Die Nachrichten berichten seit Monaten fast täglich von Krieg und Flüchtlingen. Es werden laufend höhere Zahlen genannt und immer radikalere politische Ansichten geäußert. Leicht kann man vergessen, dass es sich bei diesen Zahlen um Menschen und deren persönliche Schicksale handelt – ein Thema, dem sich die polnischen Entwickler 11 Bit Studios mit This War of Mine: The Little Ones widmen. Ein Videospiel als realistische Dokumentation des Alltags im Krieg – geht das überhaupt?
This War of Mine erschien ursprünglich Ende 2014 für PC/Mac und machte damals schon wegen seines Inhalts von sich reden. Als Videospieler entkommt man dem Thema Krieg nur schwer, übernimmt man doch in vielen Spielen die Rolle eines Soldaten, Geheimagenten, Söldners oder anderen kampferprobten Recken. This War of Mine näherte sich dem Thema von einer anderen, bisher weniger beleuchteten Seite, nämlich aus der Sicht von Zivilisten, die versuchen, die Wirren eines Kriegs zu überleben, dessen Ursprung so sehr im Unklaren bleibt wie sein Verlauf. Kürzlich wurde das Spiel unter dem Namen This War of Mine: The Little Ones für PS4 und Xbox One veröffentlicht und beinhaltet neben Erwachsenen nun auch Kinder, die es vor dem Krieg zu schützen gilt.

________________

> **ZU ERLEDIGENDE AUFGABEN**
**1)** Zitieren Sie bitte aus dem Text über This War of Mine alles von „Die Nachrichten berichten“ bis hinunter zu „geht das überhaupt?“.
**2)** Schreiben Sie den Text über This War of Mine im Anschluss an seinen letzten Satz weiter.

________________

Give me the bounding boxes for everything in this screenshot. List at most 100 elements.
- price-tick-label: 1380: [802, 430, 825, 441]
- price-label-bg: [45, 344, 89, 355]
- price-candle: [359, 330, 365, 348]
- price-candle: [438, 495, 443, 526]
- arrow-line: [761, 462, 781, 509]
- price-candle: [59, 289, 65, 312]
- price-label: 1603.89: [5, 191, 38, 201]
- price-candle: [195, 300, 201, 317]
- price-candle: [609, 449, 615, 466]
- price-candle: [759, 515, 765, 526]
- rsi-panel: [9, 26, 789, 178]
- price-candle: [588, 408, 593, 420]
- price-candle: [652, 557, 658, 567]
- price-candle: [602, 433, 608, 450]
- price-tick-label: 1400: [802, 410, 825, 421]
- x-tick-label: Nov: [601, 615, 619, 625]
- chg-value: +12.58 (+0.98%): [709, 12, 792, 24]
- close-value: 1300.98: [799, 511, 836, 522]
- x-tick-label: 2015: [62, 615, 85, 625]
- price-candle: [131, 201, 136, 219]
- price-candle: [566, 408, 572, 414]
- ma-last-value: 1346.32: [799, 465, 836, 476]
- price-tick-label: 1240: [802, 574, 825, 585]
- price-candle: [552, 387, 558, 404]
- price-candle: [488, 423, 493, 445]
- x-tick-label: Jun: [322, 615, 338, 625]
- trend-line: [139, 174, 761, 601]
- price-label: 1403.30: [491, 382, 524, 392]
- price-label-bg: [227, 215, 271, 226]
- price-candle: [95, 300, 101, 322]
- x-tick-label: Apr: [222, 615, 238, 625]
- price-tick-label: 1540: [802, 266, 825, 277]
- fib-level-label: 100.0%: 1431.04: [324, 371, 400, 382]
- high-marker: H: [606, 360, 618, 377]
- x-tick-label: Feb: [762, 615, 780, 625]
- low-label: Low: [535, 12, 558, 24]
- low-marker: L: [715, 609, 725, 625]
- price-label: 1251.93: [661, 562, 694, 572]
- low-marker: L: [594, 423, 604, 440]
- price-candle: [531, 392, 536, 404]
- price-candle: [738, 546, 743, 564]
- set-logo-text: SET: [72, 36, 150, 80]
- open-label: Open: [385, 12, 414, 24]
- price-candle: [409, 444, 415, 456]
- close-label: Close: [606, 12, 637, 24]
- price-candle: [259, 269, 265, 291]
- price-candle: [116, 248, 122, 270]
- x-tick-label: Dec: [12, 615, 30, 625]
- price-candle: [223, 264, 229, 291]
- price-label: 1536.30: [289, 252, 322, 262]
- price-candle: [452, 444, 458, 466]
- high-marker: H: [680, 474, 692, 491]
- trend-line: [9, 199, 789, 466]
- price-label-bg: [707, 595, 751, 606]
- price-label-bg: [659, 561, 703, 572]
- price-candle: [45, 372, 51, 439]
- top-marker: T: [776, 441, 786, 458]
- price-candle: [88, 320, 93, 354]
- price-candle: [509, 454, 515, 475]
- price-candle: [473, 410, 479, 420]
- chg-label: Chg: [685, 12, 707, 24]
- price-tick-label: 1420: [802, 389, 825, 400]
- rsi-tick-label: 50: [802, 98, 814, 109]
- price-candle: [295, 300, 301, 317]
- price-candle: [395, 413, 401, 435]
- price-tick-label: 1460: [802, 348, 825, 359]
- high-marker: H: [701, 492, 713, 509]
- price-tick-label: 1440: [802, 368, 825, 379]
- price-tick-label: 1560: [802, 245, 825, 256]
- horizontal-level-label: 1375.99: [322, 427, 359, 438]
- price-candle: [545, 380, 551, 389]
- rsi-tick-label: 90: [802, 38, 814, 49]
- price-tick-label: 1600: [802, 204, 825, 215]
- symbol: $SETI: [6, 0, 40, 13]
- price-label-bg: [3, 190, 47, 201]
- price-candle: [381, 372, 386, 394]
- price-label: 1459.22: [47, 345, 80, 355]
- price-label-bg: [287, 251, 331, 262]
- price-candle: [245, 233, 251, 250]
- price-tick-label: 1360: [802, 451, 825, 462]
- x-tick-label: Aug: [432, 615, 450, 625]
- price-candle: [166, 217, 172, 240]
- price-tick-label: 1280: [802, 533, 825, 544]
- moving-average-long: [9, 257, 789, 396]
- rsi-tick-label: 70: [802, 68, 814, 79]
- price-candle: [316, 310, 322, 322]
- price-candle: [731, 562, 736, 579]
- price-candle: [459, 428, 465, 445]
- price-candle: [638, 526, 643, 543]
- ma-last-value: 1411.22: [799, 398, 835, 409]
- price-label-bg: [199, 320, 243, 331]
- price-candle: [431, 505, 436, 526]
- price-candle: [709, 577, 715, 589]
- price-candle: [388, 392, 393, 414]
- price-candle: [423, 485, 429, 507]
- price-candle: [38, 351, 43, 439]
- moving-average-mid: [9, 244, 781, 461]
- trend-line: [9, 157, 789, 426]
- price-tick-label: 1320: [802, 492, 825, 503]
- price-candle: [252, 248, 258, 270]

________________

> **LÖSUNGEN ZUR ÜBUNG**
**1)**
Die Nachrichten berichten seit Monaten fast täglich von Krieg und Flüchtlingen. Es werden laufend höhere Zahlen genannt und immer radikalere politische Ansichten geäußert. Leicht kann man vergessen, dass es sich bei diesen Zahlen um Menschen und deren persönliche Schicksale handelt – ein Thema, dem sich die polnischen Entwickler 11 Bit Studios mit This War of Mine: The Little Ones widmen. Ein Videospiel als realistische Dokumentation des Alltags im Krieg – geht das überhaupt?

**2)**
This War of Mine: The Little Ones wirft den Spieler ohne Erklärungen oder Tutorials ins Geschehen – einige Überlebende finden sich in einem halb zerstörten Haus wieder, das ihnen als Unterschlupf für die kommende Zeit dienen soll. Im Haus finden sich ein paar Materialien, mit denen sich grundlegende Dinge wie ein Bett oder ein kleines Heizgerät bauen lassen. Die Biografien der Überlebenden im Haus fallen spärlich aus, reichen aber, um eine gewisse Arbeitsaufteilung vornehmen zu können. Der ehemalige TV-Koch beispielsweise muss jetzt zwar mit schlechterem Arbeitsmaterial auskommen, wird aber für die Verpflegung der Bewohner sorgen können – sofern Lebensmittel vorhanden sind.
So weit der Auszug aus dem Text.